Task instructions
Transcribe every entry word for word. Skip the pictures.

[Begin Task input]

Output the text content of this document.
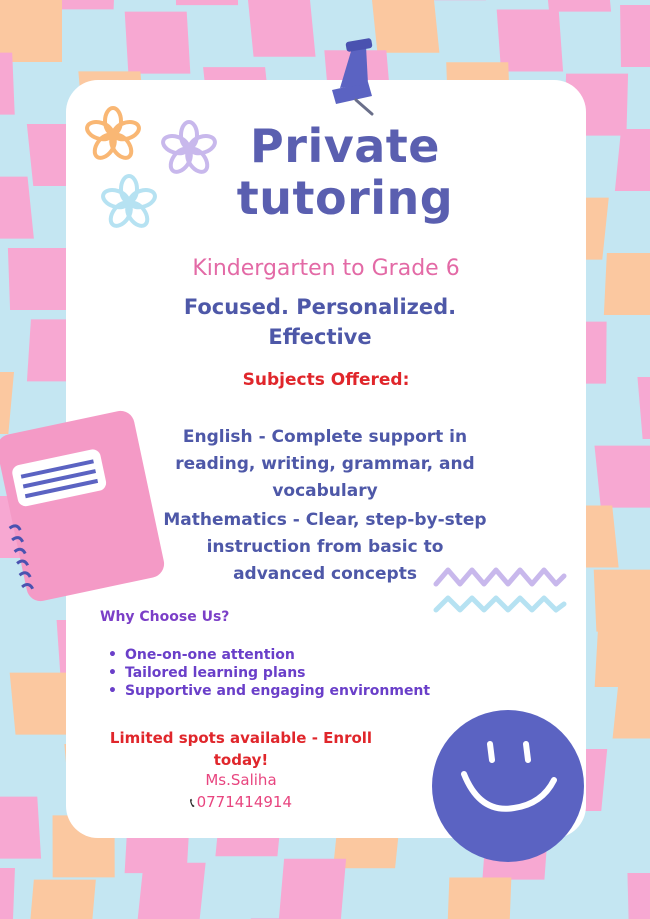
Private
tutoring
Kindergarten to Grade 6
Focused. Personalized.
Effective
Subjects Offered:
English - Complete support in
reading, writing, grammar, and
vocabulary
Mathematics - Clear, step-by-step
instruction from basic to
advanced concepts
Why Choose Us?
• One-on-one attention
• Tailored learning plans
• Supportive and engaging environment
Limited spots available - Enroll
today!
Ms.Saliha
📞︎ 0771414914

[End Task input]

The completed task
Output the text content of this document.
Private
tutoring
Kindergarten to Grade 6
Focused. Personalized.
Effective
Subjects Offered:
English - Complete support in
reading, writing, grammar, and
vocabulary
Mathematics - Clear, step-by-step
instruction from basic to
advanced concepts
Why Choose Us?
• One-on-one attention
• Tailored learning plans
• Supportive and engaging environment
Limited spots available - Enroll
today!
Ms.Saliha
📞︎ 0771414914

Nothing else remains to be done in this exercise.